**Task to carry out:**
The records below must be written out exactly, with every picture left behind.

--*--

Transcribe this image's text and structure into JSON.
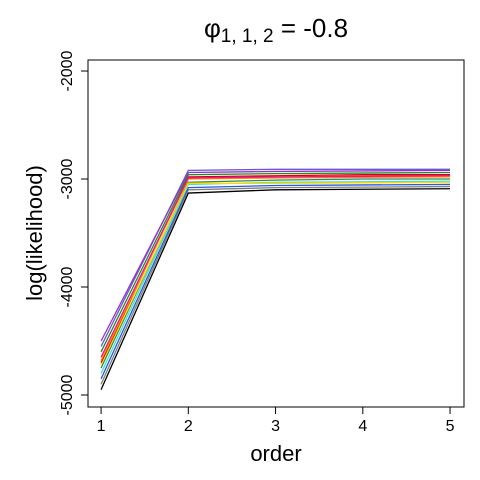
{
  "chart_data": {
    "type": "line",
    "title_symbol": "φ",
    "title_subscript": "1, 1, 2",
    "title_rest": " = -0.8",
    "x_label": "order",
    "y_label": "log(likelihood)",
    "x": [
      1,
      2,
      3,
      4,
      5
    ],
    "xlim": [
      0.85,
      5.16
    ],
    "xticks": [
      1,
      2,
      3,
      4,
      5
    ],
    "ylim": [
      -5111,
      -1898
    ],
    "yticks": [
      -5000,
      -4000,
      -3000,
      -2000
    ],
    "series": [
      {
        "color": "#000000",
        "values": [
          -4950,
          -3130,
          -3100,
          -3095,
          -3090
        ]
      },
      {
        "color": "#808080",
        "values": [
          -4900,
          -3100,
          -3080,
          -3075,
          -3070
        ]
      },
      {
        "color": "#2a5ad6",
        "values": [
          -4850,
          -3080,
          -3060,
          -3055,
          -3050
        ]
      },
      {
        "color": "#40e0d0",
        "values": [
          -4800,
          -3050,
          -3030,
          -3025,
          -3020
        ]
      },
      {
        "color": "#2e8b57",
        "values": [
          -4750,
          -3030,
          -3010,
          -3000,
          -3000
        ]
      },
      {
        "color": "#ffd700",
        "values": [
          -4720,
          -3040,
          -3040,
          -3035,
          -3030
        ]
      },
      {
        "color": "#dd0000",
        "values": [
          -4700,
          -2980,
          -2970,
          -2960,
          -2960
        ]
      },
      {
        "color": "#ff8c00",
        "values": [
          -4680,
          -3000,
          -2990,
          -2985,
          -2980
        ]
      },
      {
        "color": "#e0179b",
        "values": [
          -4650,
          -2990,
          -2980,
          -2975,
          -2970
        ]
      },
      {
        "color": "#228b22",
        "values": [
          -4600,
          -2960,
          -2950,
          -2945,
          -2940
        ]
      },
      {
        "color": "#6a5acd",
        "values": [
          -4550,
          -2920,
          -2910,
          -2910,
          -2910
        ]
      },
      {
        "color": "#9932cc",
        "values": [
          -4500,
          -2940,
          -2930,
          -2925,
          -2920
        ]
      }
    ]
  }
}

--*--

**Exercise result:**
Transcribe this image's text and structure into JSON.
{
  "chart_data": {
    "type": "line",
    "title_symbol": "φ",
    "title_subscript": "1, 1, 2",
    "title_rest": " = -0.8",
    "x_label": "order",
    "y_label": "log(likelihood)",
    "x": [
      1,
      2,
      3,
      4,
      5
    ],
    "xlim": [
      0.85,
      5.16
    ],
    "xticks": [
      1,
      2,
      3,
      4,
      5
    ],
    "ylim": [
      -5111,
      -1898
    ],
    "yticks": [
      -5000,
      -4000,
      -3000,
      -2000
    ],
    "series": [
      {
        "color": "#000000",
        "values": [
          -4950,
          -3130,
          -3100,
          -3095,
          -3090
        ]
      },
      {
        "color": "#808080",
        "values": [
          -4900,
          -3100,
          -3080,
          -3075,
          -3070
        ]
      },
      {
        "color": "#2a5ad6",
        "values": [
          -4850,
          -3080,
          -3060,
          -3055,
          -3050
        ]
      },
      {
        "color": "#40e0d0",
        "values": [
          -4800,
          -3050,
          -3030,
          -3025,
          -3020
        ]
      },
      {
        "color": "#2e8b57",
        "values": [
          -4750,
          -3030,
          -3010,
          -3000,
          -3000
        ]
      },
      {
        "color": "#ffd700",
        "values": [
          -4720,
          -3040,
          -3040,
          -3035,
          -3030
        ]
      },
      {
        "color": "#dd0000",
        "values": [
          -4700,
          -2980,
          -2970,
          -2960,
          -2960
        ]
      },
      {
        "color": "#ff8c00",
        "values": [
          -4680,
          -3000,
          -2990,
          -2985,
          -2980
        ]
      },
      {
        "color": "#e0179b",
        "values": [
          -4650,
          -2990,
          -2980,
          -2975,
          -2970
        ]
      },
      {
        "color": "#228b22",
        "values": [
          -4600,
          -2960,
          -2950,
          -2945,
          -2940
        ]
      },
      {
        "color": "#6a5acd",
        "values": [
          -4550,
          -2920,
          -2910,
          -2910,
          -2910
        ]
      },
      {
        "color": "#9932cc",
        "values": [
          -4500,
          -2940,
          -2930,
          -2925,
          -2920
        ]
      }
    ]
  }
}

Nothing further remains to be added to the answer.